What is expected:
Omit the pictures, please, and give each record below again exactly.
== Provided records
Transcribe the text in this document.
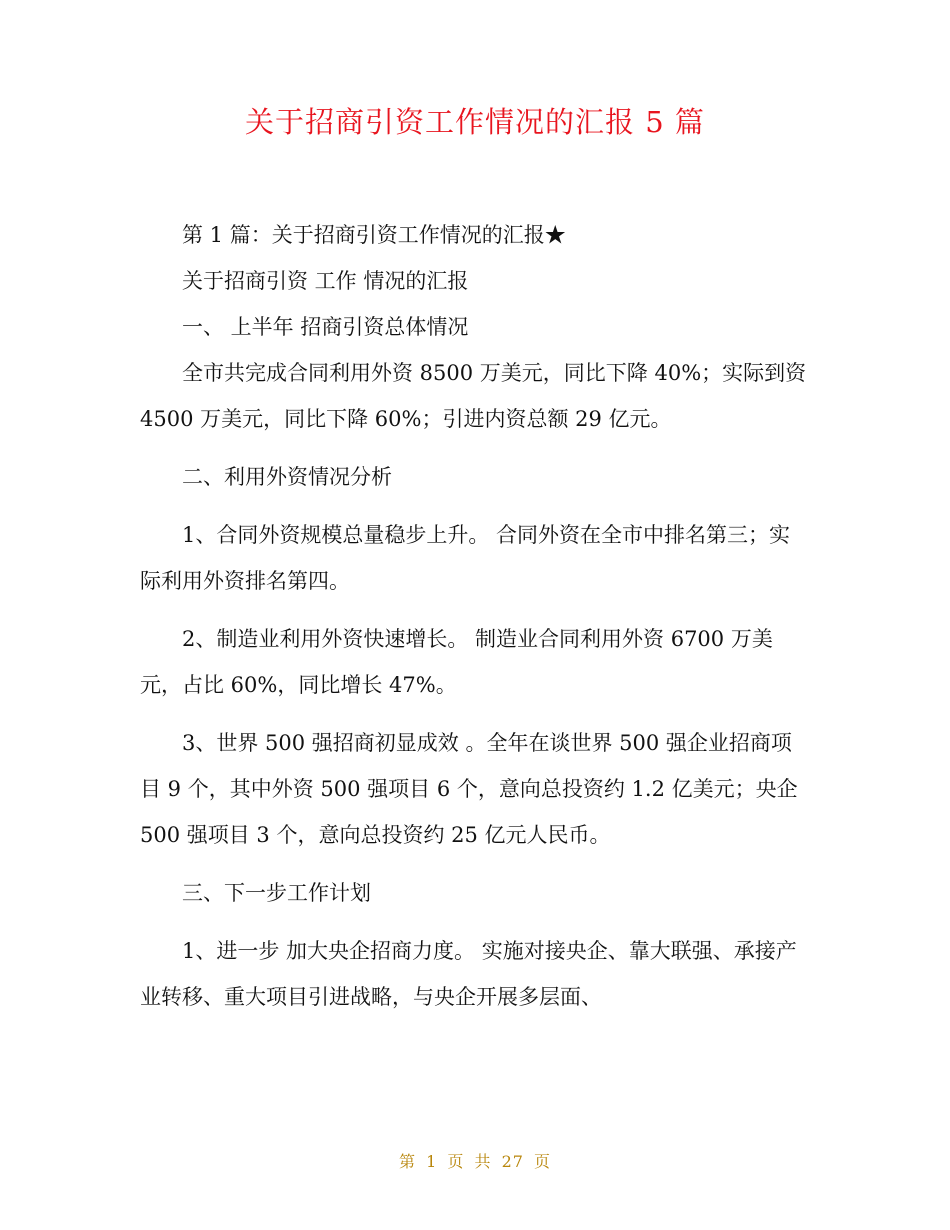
关于招商引资工作情况的汇报 5 篇

第 1 篇：关于招商引资工作情况的汇报★

关于招商引资 工作 情况的汇报

一、 上半年 招商引资总体情况

全市共完成合同利用外资 8500 万美元，同比下降 40%；实际到资 4500 万美元，同比下降 60%；引进内资总额 29 亿元。

二、利用外资情况分析

1、合同外资规模总量稳步上升。 合同外资在全市中排名第三；实际利用外资排名第四。

2、制造业利用外资快速增长。 制造业合同利用外资 6700 万美元，占比 60%，同比增长 47%。

3、世界 500 强招商初显成效 。全年在谈世界 500 强企业招商项目 9 个，其中外资 500 强项目 6 个，意向总投资约 1.2 亿美元；央企 500 强项目 3 个，意向总投资约 25 亿元人民币。

三、下一步工作计划

1、进一步 加大央企招商力度。 实施对接央企、靠大联强、承接产业转移、重大项目引进战略，与央企开展多层面、

第 1 页 共 27 页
====
Answer for the task:
Transcribe the text in this document.
关于招商引资工作情况的汇报 5 篇

第 1 篇：关于招商引资工作情况的汇报★

关于招商引资 工作 情况的汇报

一、 上半年 招商引资总体情况

全市共完成合同利用外资 8500 万美元，同比下降 40%；实际到资 4500 万美元，同比下降 60%；引进内资总额 29 亿元。

二、利用外资情况分析

1、合同外资规模总量稳步上升。 合同外资在全市中排名第三；实际利用外资排名第四。

2、制造业利用外资快速增长。 制造业合同利用外资 6700 万美元，占比 60%，同比增长 47%。

3、世界 500 强招商初显成效 。全年在谈世界 500 强企业招商项目 9 个，其中外资 500 强项目 6 个，意向总投资约 1.2 亿美元；央企 500 强项目 3 个，意向总投资约 25 亿元人民币。

三、下一步工作计划

1、进一步 加大央企招商力度。 实施对接央企、靠大联强、承接产业转移、重大项目引进战略，与央企开展多层面、

第 1 页 共 27 页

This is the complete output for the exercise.